■ **WHAT YOU WILL DO**:
In the entries below, count every line with the string "Лесная". State the count and nothing else.

(Dataset entries)
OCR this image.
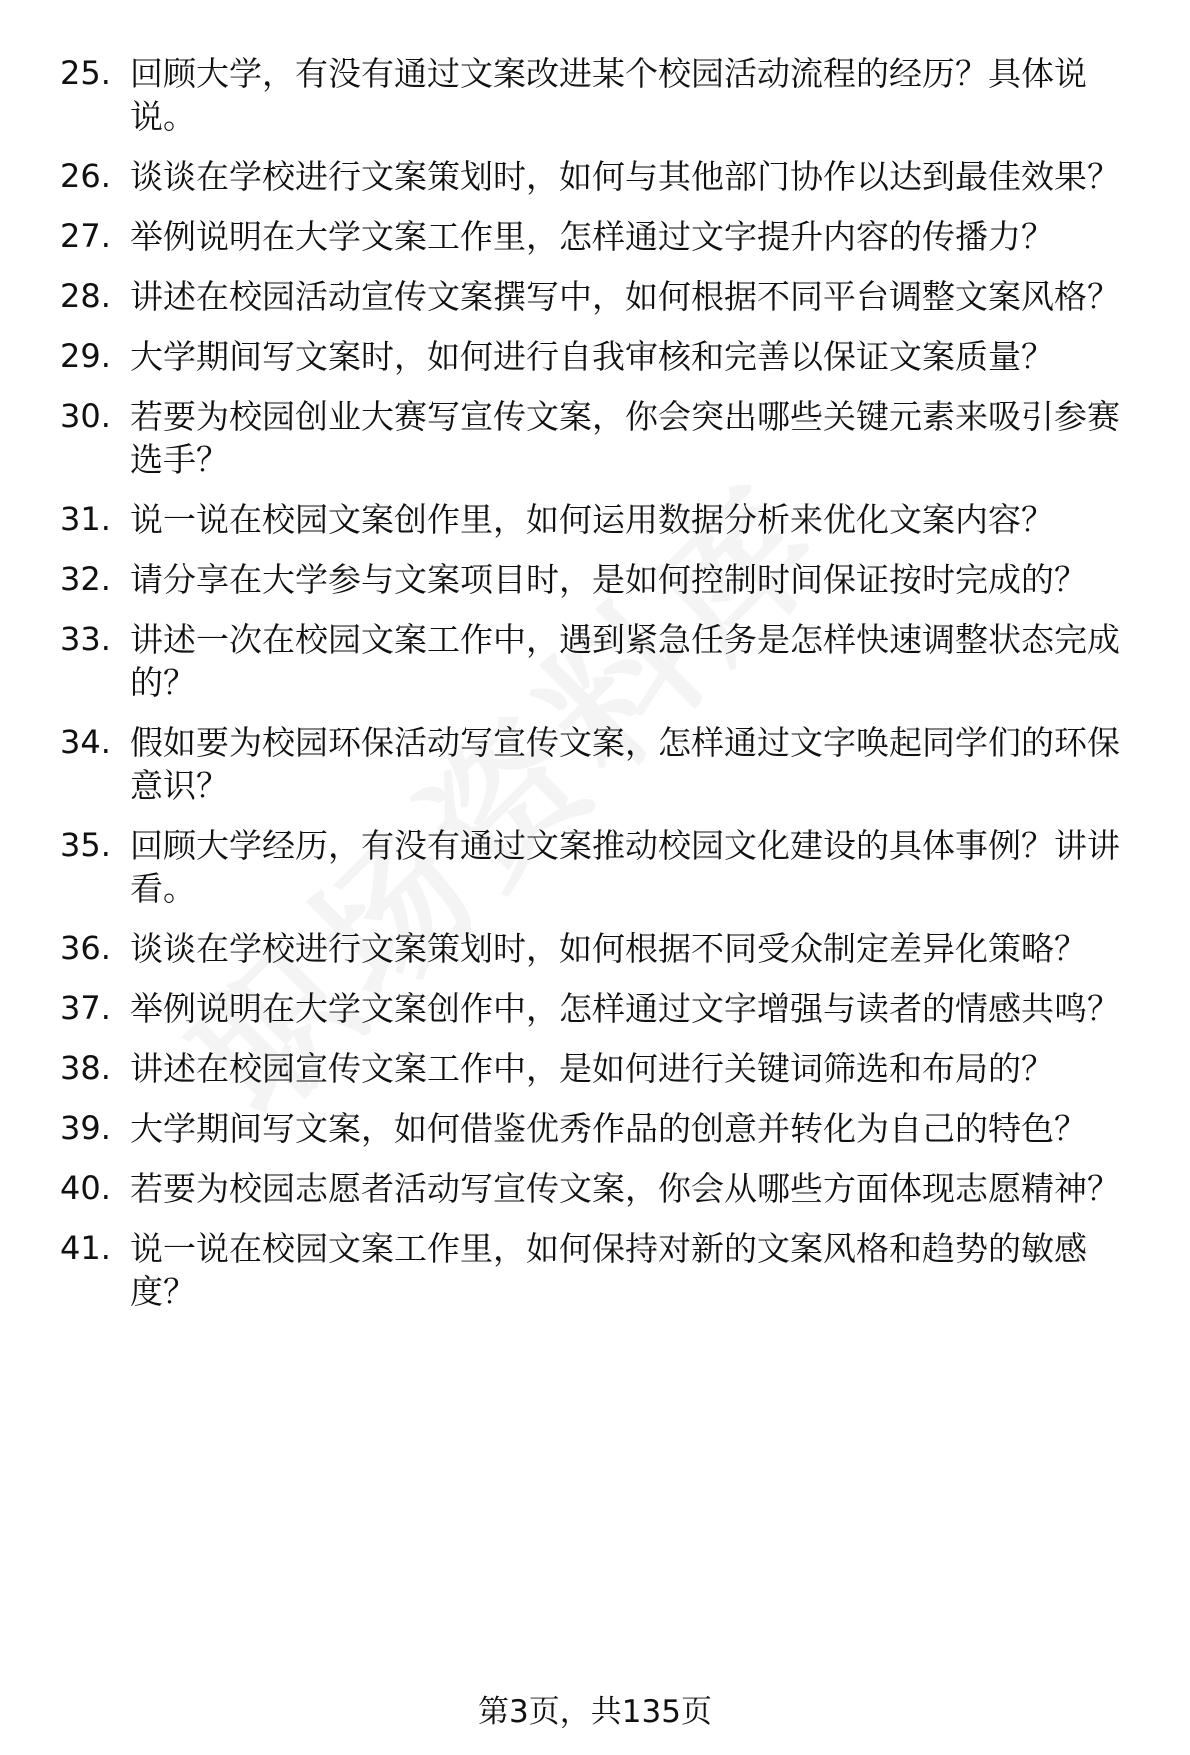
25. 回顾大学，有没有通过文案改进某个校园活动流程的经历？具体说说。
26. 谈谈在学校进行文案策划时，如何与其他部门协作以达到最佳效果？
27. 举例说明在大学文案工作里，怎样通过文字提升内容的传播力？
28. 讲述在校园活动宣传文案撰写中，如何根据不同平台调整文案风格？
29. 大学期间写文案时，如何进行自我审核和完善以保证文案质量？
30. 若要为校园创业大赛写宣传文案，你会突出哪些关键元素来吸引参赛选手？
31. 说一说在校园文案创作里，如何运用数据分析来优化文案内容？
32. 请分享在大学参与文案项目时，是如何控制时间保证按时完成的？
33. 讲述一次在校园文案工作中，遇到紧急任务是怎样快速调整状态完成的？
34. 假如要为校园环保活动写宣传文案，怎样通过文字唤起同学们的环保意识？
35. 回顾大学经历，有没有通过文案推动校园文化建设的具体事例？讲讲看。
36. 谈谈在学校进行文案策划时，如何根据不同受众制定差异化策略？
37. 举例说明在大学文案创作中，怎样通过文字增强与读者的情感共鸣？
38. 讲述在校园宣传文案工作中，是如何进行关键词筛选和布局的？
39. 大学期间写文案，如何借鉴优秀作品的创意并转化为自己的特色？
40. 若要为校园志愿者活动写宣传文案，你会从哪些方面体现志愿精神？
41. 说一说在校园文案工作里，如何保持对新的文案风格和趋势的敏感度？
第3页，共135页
==
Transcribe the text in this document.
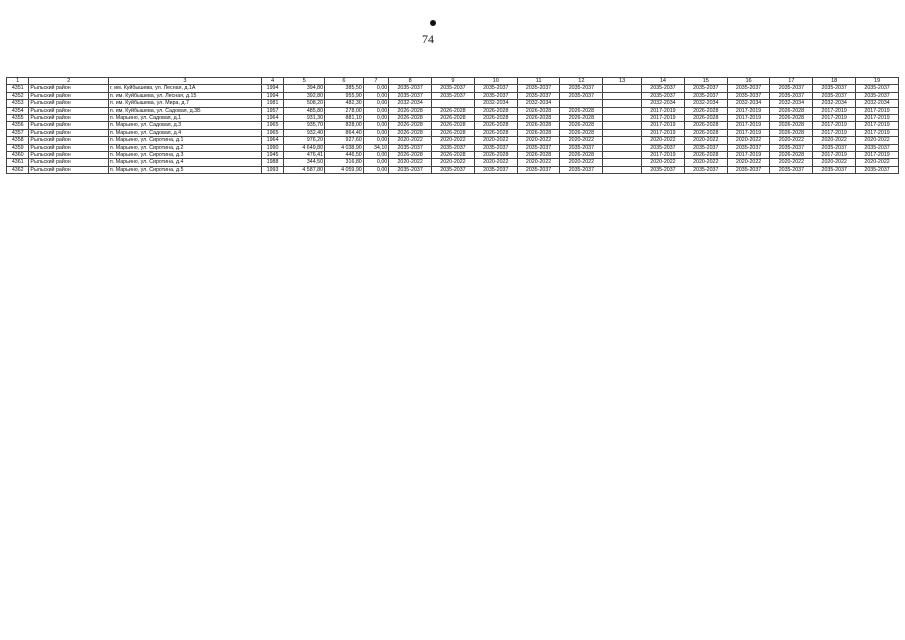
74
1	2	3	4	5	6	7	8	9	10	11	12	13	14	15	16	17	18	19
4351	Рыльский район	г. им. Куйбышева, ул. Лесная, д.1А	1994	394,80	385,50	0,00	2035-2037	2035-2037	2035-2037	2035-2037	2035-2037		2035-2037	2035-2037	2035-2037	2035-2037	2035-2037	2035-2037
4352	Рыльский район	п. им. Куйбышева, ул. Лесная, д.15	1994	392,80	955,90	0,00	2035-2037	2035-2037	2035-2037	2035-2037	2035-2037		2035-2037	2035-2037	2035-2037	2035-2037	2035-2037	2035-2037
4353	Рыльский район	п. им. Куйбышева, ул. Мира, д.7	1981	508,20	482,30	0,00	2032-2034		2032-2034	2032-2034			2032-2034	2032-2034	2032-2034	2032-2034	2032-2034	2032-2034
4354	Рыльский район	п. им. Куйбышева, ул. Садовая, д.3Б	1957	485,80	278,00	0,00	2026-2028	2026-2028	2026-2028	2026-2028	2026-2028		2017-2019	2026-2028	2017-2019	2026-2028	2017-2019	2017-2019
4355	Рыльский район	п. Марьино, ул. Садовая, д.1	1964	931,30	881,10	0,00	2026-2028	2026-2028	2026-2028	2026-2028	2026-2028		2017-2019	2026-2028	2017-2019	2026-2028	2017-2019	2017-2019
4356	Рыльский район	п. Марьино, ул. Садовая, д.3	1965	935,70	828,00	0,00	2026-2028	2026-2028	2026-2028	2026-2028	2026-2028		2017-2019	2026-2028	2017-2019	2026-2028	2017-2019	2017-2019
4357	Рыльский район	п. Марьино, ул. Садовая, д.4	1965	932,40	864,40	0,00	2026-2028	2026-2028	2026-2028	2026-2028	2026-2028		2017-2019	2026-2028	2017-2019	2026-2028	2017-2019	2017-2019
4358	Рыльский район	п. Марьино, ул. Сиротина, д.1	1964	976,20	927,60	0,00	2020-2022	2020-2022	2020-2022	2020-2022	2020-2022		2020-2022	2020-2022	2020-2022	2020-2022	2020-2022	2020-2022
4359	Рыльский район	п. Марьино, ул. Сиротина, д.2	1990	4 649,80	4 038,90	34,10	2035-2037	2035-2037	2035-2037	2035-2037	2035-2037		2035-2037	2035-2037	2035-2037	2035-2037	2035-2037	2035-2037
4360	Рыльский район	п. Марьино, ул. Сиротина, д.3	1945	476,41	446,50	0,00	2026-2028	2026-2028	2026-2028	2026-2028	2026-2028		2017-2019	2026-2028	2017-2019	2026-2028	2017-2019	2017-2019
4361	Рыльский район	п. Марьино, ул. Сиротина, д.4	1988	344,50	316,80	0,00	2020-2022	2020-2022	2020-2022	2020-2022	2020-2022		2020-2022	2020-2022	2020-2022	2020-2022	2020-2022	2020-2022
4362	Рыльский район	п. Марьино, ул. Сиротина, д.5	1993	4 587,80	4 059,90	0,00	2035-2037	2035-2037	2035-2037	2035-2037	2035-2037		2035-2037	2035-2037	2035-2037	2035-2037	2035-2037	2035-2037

■ **ANSWER TO THE EXERCISE**:
2